*WRITTEN TASK*. Show all lines that include the string "JSON"; copy each one.

*TASK MATERIAL*.
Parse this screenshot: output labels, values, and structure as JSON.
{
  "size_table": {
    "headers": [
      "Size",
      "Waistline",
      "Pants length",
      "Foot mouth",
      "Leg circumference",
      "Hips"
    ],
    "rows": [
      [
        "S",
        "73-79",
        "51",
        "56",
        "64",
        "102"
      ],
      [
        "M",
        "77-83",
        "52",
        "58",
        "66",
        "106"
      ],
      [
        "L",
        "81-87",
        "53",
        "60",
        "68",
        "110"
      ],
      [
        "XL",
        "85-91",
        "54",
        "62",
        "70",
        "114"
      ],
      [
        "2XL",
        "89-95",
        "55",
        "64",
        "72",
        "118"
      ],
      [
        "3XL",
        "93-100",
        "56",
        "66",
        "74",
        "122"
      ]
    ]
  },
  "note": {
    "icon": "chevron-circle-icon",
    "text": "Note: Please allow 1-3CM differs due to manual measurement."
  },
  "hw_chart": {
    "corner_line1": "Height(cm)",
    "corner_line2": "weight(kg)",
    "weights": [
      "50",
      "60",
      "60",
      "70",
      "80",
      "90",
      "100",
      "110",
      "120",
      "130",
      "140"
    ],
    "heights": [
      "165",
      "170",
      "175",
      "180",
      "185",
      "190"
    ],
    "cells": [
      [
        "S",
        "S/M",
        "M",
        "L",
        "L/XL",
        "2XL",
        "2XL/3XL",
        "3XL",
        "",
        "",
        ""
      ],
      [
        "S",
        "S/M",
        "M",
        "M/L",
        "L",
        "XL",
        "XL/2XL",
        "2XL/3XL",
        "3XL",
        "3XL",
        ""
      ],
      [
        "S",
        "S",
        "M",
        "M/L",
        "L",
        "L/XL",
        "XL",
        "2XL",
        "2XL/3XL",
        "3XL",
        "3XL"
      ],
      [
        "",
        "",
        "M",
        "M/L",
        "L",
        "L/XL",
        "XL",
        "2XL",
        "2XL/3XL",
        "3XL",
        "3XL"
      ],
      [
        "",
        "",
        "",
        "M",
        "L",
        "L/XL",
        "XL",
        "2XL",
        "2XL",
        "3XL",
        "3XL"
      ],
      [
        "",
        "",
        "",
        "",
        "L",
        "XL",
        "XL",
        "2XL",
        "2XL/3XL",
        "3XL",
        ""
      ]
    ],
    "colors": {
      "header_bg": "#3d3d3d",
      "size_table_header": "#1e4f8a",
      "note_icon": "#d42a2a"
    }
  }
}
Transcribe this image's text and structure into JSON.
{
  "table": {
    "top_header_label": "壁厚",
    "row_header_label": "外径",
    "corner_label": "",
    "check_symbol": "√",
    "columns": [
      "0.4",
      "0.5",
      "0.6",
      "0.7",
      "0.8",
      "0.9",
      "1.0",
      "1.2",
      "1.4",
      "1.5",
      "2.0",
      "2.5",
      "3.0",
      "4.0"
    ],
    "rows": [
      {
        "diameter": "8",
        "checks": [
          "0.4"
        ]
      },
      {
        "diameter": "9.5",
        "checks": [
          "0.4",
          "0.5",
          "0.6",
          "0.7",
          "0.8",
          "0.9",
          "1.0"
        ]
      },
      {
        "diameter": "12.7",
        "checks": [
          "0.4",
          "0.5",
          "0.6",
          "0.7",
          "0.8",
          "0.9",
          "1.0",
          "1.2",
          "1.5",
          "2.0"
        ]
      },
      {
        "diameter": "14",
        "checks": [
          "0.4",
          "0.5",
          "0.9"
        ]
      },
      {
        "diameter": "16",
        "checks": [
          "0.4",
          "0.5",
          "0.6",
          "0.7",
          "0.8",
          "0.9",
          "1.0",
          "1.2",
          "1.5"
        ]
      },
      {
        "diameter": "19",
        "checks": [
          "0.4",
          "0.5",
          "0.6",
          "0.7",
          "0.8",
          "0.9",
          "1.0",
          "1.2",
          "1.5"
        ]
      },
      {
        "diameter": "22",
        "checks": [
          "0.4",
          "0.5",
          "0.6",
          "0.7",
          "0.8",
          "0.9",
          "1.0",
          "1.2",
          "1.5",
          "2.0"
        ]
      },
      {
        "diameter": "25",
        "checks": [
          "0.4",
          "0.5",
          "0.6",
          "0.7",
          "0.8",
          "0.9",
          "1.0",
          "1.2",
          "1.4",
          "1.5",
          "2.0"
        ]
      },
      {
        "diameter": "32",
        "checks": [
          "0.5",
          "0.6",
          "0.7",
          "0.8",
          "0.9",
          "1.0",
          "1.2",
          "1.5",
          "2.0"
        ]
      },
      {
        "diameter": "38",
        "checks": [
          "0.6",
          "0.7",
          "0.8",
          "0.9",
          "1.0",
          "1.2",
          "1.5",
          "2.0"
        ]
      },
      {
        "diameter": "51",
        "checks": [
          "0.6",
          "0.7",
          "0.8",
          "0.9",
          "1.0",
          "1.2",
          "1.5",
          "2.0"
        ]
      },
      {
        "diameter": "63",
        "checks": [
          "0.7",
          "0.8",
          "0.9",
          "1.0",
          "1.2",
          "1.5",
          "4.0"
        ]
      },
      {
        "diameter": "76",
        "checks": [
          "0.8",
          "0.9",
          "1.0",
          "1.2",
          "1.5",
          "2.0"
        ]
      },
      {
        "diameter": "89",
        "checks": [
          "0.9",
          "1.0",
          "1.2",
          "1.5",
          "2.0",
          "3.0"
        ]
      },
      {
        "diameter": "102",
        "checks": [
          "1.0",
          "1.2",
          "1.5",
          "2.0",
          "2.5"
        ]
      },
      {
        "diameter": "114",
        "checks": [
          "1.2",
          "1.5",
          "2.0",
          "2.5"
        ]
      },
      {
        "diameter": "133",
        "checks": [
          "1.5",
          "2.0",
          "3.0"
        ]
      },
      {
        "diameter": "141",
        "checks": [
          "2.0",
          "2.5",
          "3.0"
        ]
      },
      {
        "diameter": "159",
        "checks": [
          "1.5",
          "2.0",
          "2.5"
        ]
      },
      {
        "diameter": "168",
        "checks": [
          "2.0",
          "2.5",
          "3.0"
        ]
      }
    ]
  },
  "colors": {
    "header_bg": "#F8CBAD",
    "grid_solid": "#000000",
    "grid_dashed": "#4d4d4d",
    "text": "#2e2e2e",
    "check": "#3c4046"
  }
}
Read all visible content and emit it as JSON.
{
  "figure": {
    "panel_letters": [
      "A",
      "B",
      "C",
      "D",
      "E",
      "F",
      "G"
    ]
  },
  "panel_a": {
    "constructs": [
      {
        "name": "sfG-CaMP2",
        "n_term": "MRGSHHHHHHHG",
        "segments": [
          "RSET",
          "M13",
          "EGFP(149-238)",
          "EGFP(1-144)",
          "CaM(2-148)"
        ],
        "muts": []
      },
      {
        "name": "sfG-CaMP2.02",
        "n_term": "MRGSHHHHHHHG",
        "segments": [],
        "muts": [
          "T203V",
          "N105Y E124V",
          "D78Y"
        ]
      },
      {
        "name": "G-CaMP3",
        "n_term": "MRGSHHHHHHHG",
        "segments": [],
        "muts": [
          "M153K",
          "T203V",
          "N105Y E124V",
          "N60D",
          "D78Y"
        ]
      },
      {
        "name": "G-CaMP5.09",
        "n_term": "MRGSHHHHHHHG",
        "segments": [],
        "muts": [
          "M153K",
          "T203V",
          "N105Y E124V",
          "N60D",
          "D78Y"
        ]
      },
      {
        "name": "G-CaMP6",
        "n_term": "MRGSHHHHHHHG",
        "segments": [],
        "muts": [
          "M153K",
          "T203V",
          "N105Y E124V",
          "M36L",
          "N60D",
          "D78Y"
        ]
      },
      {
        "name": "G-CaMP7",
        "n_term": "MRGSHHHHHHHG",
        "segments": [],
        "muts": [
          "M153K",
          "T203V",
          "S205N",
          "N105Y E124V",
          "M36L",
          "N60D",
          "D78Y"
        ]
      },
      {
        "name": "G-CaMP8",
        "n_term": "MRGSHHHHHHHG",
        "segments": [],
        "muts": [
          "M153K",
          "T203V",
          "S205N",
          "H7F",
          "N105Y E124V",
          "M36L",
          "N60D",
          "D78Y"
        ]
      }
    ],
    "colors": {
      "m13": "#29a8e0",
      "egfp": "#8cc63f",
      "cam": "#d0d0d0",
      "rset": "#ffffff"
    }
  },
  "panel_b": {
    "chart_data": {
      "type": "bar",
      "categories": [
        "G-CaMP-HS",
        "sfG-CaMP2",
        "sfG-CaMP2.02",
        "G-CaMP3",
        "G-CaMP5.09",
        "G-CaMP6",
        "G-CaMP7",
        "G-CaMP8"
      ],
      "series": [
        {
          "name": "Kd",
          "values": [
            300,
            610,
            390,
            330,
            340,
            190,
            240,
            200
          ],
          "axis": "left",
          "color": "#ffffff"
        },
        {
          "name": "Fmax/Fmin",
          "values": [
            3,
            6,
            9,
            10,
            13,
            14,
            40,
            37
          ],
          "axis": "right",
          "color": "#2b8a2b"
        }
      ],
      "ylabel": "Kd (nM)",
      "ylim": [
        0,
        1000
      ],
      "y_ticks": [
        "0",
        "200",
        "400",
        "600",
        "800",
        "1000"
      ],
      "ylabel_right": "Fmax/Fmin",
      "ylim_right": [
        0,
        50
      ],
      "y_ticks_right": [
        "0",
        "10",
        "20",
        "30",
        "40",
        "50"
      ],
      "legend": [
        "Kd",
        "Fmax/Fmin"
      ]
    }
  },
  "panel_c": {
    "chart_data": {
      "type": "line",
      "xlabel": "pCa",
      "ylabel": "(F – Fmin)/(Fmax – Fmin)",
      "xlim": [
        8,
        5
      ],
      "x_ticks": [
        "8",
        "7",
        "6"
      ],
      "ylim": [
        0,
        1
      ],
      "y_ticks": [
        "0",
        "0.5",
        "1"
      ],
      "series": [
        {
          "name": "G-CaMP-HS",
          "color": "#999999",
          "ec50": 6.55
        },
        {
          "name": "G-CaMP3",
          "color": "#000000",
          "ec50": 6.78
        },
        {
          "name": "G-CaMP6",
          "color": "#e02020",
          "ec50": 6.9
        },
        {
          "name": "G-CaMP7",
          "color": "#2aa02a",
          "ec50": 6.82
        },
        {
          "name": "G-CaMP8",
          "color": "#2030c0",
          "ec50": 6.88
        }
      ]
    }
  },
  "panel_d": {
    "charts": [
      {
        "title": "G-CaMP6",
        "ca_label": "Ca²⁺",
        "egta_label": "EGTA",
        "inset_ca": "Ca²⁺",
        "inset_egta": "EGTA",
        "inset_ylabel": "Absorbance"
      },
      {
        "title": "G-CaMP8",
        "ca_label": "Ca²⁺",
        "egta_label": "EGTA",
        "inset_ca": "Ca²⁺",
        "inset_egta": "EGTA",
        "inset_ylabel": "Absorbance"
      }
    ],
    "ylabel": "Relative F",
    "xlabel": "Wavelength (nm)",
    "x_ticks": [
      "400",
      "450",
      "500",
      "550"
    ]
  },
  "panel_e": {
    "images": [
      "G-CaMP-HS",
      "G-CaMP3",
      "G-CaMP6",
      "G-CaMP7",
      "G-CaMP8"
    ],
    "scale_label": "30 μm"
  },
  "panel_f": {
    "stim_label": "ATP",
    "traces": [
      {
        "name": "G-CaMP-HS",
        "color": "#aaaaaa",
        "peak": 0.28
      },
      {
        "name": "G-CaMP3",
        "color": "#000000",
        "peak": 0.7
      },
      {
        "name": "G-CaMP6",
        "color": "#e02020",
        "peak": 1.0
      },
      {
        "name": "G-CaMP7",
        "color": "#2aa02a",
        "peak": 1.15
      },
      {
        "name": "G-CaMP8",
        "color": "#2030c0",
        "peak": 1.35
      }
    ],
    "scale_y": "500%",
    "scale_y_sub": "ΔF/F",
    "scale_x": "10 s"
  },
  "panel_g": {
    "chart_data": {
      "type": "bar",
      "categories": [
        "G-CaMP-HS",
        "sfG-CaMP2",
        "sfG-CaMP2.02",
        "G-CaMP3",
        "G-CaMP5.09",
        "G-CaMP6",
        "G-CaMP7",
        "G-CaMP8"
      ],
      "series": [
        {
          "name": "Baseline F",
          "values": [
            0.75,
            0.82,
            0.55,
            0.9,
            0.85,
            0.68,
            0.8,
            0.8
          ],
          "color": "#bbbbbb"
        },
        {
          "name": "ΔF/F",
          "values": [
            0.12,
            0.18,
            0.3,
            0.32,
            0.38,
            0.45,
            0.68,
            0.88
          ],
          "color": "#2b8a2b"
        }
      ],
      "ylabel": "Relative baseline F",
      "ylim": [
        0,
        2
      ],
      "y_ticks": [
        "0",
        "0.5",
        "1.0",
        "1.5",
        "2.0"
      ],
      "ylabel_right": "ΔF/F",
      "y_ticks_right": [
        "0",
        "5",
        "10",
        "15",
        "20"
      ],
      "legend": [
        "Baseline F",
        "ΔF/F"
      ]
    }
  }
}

*COMPLETED EXERCISE*.
Parse this screenshot: output labels, values, and structure as JSON.
Transcribe this image's text and structure into JSON.
Read all visible content and emit it as JSON.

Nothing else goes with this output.